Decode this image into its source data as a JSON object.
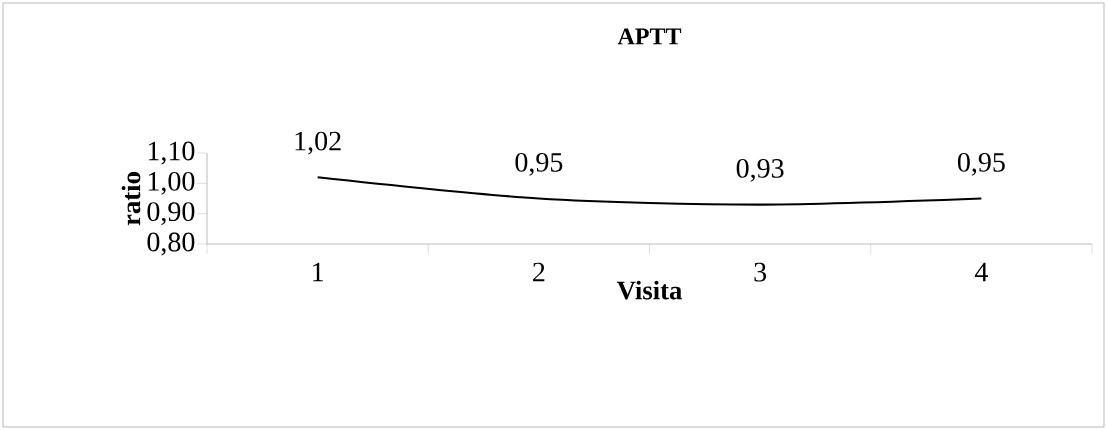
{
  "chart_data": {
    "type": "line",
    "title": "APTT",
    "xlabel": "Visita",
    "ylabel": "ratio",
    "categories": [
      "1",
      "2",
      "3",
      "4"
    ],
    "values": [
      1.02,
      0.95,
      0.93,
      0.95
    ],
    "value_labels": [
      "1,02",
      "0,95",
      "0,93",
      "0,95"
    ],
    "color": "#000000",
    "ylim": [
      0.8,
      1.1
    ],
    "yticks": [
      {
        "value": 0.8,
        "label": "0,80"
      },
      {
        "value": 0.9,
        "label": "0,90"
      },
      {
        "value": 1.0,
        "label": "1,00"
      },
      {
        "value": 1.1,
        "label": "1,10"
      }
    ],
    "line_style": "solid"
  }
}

★ ★ ★ ★ ★ ★ ★

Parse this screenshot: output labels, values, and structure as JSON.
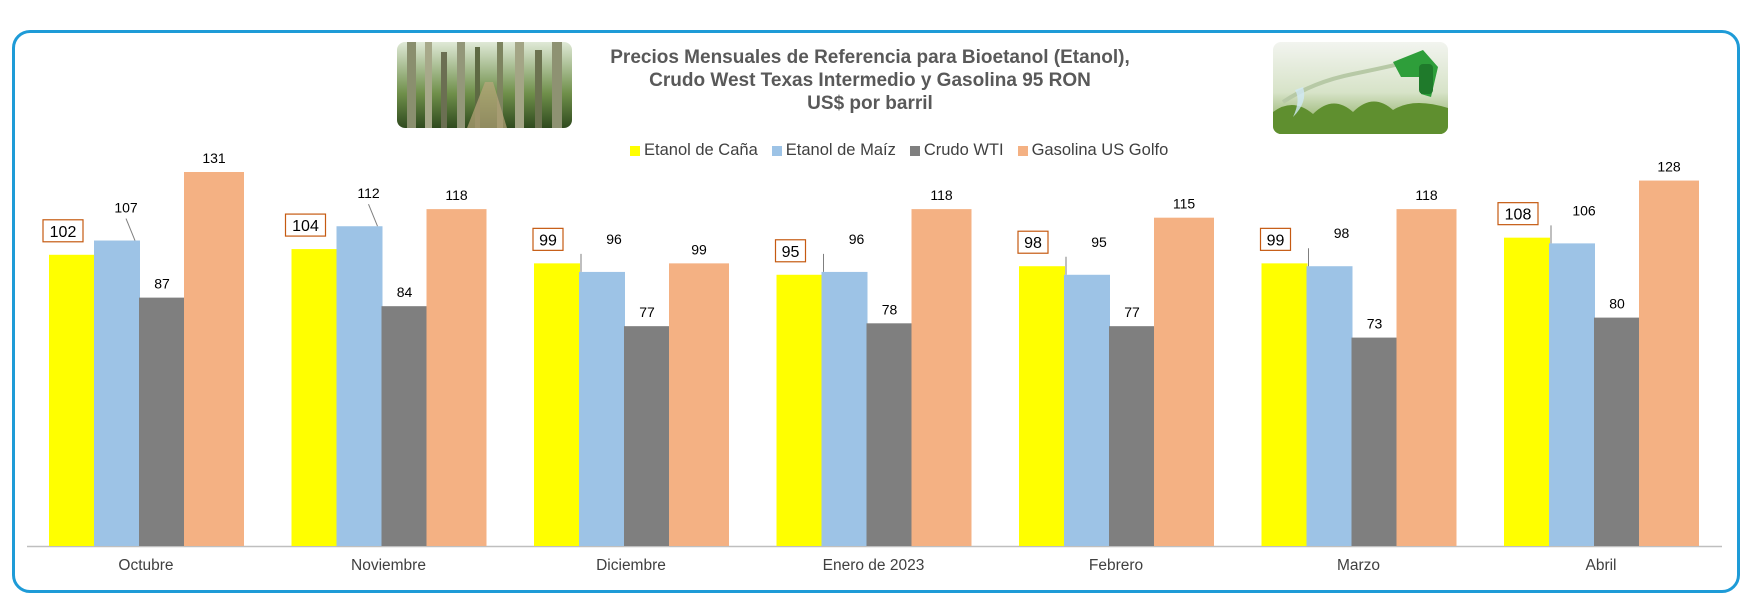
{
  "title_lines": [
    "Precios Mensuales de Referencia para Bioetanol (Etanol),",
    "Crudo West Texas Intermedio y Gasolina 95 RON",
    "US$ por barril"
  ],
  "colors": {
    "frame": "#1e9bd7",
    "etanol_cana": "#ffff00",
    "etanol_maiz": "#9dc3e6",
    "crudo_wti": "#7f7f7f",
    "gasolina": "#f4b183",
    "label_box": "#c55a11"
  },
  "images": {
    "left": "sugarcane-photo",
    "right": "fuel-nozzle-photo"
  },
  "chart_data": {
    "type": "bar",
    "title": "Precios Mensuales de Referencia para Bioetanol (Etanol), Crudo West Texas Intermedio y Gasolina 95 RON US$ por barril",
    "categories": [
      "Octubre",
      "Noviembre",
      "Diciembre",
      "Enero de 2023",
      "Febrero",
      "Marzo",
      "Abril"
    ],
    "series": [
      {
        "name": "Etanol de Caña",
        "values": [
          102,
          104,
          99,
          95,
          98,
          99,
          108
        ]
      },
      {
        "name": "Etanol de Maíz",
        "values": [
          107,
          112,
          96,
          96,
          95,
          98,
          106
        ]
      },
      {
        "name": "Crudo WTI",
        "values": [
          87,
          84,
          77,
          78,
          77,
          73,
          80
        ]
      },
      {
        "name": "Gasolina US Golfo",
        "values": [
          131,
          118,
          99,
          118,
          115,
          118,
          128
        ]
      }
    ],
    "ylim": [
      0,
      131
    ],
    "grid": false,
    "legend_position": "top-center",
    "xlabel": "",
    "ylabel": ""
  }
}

★ ★ ★ ★ ★ ★ ★

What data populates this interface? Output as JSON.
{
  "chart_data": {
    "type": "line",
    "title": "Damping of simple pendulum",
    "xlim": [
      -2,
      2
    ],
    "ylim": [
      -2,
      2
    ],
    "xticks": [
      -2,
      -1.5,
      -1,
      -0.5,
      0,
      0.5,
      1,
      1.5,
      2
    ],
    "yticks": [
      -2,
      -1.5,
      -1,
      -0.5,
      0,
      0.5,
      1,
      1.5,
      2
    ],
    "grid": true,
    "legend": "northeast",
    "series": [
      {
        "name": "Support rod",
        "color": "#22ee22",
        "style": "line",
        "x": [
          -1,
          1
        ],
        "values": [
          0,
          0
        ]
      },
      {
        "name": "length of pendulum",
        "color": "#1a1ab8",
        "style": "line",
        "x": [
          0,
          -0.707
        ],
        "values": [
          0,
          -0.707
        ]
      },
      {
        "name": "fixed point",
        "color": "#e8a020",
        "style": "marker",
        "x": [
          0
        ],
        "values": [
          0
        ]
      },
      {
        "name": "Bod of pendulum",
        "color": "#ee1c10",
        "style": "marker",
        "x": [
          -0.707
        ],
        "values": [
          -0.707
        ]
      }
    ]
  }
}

★ ★ ★ ★ ★ ★ ★

- _Work to complete_
Which lines include the word "Precios"? List them all.

- _Worked answer_
    "Precios Mensuales de Referencia para Bioetanol (Etanol),",
    "title": "Precios Mensuales de Referencia para Bioetanol (Etanol), Crudo West Texas Intermedio y Gasolina 95 RON US$ por barril",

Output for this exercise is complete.